— begin MATERIAL SHOWN —
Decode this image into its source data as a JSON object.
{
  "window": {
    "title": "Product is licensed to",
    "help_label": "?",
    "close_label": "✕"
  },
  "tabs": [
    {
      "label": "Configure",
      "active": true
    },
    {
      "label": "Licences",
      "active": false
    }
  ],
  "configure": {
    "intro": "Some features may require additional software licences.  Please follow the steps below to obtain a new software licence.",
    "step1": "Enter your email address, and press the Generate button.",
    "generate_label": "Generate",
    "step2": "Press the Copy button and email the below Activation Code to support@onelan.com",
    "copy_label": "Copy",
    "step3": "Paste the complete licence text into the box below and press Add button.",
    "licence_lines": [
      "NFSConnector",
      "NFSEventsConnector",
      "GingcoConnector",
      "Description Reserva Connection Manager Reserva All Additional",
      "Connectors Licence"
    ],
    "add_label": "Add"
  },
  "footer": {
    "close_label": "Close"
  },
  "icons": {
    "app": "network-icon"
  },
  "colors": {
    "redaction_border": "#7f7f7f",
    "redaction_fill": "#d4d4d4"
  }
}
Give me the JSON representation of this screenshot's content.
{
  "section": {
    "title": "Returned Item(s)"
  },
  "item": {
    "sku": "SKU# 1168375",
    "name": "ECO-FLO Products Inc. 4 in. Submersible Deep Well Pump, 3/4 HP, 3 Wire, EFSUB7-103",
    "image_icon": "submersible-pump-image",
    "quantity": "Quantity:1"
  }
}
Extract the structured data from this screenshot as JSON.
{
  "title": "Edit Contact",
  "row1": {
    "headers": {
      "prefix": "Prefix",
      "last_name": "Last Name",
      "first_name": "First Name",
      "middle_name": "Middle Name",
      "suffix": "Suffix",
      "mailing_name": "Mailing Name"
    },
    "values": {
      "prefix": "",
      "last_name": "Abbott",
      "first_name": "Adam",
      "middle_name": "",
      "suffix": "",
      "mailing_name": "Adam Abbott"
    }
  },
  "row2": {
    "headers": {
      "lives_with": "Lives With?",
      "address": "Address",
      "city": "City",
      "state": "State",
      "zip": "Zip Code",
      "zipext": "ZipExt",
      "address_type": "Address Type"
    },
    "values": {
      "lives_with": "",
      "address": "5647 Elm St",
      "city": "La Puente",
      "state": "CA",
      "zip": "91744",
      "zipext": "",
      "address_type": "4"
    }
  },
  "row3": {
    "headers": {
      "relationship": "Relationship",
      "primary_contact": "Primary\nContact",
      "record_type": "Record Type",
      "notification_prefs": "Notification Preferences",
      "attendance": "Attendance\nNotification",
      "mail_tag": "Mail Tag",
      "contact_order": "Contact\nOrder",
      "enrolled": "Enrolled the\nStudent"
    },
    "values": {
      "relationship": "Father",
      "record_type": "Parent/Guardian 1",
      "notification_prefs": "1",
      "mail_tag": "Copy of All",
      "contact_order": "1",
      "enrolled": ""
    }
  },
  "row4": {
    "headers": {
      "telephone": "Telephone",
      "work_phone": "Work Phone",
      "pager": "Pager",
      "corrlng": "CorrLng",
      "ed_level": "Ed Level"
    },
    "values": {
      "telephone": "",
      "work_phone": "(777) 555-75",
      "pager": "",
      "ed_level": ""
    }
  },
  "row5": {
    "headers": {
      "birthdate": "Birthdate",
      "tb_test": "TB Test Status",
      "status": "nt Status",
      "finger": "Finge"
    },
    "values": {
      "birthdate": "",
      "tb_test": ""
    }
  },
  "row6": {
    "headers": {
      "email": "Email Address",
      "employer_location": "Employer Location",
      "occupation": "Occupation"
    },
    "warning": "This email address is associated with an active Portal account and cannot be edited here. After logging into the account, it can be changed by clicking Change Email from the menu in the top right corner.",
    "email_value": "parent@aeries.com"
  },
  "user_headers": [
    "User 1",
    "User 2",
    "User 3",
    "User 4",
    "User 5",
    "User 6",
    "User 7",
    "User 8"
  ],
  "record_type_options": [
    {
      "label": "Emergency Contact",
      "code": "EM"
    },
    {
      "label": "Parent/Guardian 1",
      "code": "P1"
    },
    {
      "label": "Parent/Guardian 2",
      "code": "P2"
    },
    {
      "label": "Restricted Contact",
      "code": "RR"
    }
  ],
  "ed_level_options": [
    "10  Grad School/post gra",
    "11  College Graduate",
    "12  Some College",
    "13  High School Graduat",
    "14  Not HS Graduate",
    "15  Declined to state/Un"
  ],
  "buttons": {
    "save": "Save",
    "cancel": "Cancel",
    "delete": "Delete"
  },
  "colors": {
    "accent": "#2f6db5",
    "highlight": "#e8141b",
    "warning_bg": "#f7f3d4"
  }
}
— end MATERIAL SHOWN —
◆ **PROBLEM**
Your task is to repeat the data exactly; please include every line.

◆ **REPLY TO THE EXERCISE**
Decode this image into its source data as a JSON object.
{
  "window": {
    "title": "Product is licensed to",
    "help_label": "?",
    "close_label": "✕"
  },
  "tabs": [
    {
      "label": "Configure",
      "active": true
    },
    {
      "label": "Licences",
      "active": false
    }
  ],
  "configure": {
    "intro": "Some features may require additional software licences.  Please follow the steps below to obtain a new software licence.",
    "step1": "Enter your email address, and press the Generate button.",
    "generate_label": "Generate",
    "step2": "Press the Copy button and email the below Activation Code to support@onelan.com",
    "copy_label": "Copy",
    "step3": "Paste the complete licence text into the box below and press Add button.",
    "licence_lines": [
      "NFSConnector",
      "NFSEventsConnector",
      "GingcoConnector",
      "Description Reserva Connection Manager Reserva All Additional",
      "Connectors Licence"
    ],
    "add_label": "Add"
  },
  "footer": {
    "close_label": "Close"
  },
  "icons": {
    "app": "network-icon"
  },
  "colors": {
    "redaction_border": "#7f7f7f",
    "redaction_fill": "#d4d4d4"
  }
}
Give me the JSON representation of this screenshot's content.
{
  "section": {
    "title": "Returned Item(s)"
  },
  "item": {
    "sku": "SKU# 1168375",
    "name": "ECO-FLO Products Inc. 4 in. Submersible Deep Well Pump, 3/4 HP, 3 Wire, EFSUB7-103",
    "image_icon": "submersible-pump-image",
    "quantity": "Quantity:1"
  }
}
Extract the structured data from this screenshot as JSON.
{
  "title": "Edit Contact",
  "row1": {
    "headers": {
      "prefix": "Prefix",
      "last_name": "Last Name",
      "first_name": "First Name",
      "middle_name": "Middle Name",
      "suffix": "Suffix",
      "mailing_name": "Mailing Name"
    },
    "values": {
      "prefix": "",
      "last_name": "Abbott",
      "first_name": "Adam",
      "middle_name": "",
      "suffix": "",
      "mailing_name": "Adam Abbott"
    }
  },
  "row2": {
    "headers": {
      "lives_with": "Lives With?",
      "address": "Address",
      "city": "City",
      "state": "State",
      "zip": "Zip Code",
      "zipext": "ZipExt",
      "address_type": "Address Type"
    },
    "values": {
      "lives_with": "",
      "address": "5647 Elm St",
      "city": "La Puente",
      "state": "CA",
      "zip": "91744",
      "zipext": "",
      "address_type": "4"
    }
  },
  "row3": {
    "headers": {
      "relationship": "Relationship",
      "primary_contact": "Primary\nContact",
      "record_type": "Record Type",
      "notification_prefs": "Notification Preferences",
      "attendance": "Attendance\nNotification",
      "mail_tag": "Mail Tag",
      "contact_order": "Contact\nOrder",
      "enrolled": "Enrolled the\nStudent"
    },
    "values": {
      "relationship": "Father",
      "record_type": "Parent/Guardian 1",
      "notification_prefs": "1",
      "mail_tag": "Copy of All",
      "contact_order": "1",
      "enrolled": ""
    }
  },
  "row4": {
    "headers": {
      "telephone": "Telephone",
      "work_phone": "Work Phone",
      "pager": "Pager",
      "corrlng": "CorrLng",
      "ed_level": "Ed Level"
    },
    "values": {
      "telephone": "",
      "work_phone": "(777) 555-75",
      "pager": "",
      "ed_level": ""
    }
  },
  "row5": {
    "headers": {
      "birthdate": "Birthdate",
      "tb_test": "TB Test Status",
      "status": "nt Status",
      "finger": "Finge"
    },
    "values": {
      "birthdate": "",
      "tb_test": ""
    }
  },
  "row6": {
    "headers": {
      "email": "Email Address",
      "employer_location": "Employer Location",
      "occupation": "Occupation"
    },
    "warning": "This email address is associated with an active Portal account and cannot be edited here. After logging into the account, it can be changed by clicking Change Email from the menu in the top right corner.",
    "email_value": "parent@aeries.com"
  },
  "user_headers": [
    "User 1",
    "User 2",
    "User 3",
    "User 4",
    "User 5",
    "User 6",
    "User 7",
    "User 8"
  ],
  "record_type_options": [
    {
      "label": "Emergency Contact",
      "code": "EM"
    },
    {
      "label": "Parent/Guardian 1",
      "code": "P1"
    },
    {
      "label": "Parent/Guardian 2",
      "code": "P2"
    },
    {
      "label": "Restricted Contact",
      "code": "RR"
    }
  ],
  "ed_level_options": [
    "10  Grad School/post gra",
    "11  College Graduate",
    "12  Some College",
    "13  High School Graduat",
    "14  Not HS Graduate",
    "15  Declined to state/Un"
  ],
  "buttons": {
    "save": "Save",
    "cancel": "Cancel",
    "delete": "Delete"
  },
  "colors": {
    "accent": "#2f6db5",
    "highlight": "#e8141b",
    "warning_bg": "#f7f3d4"
  }
}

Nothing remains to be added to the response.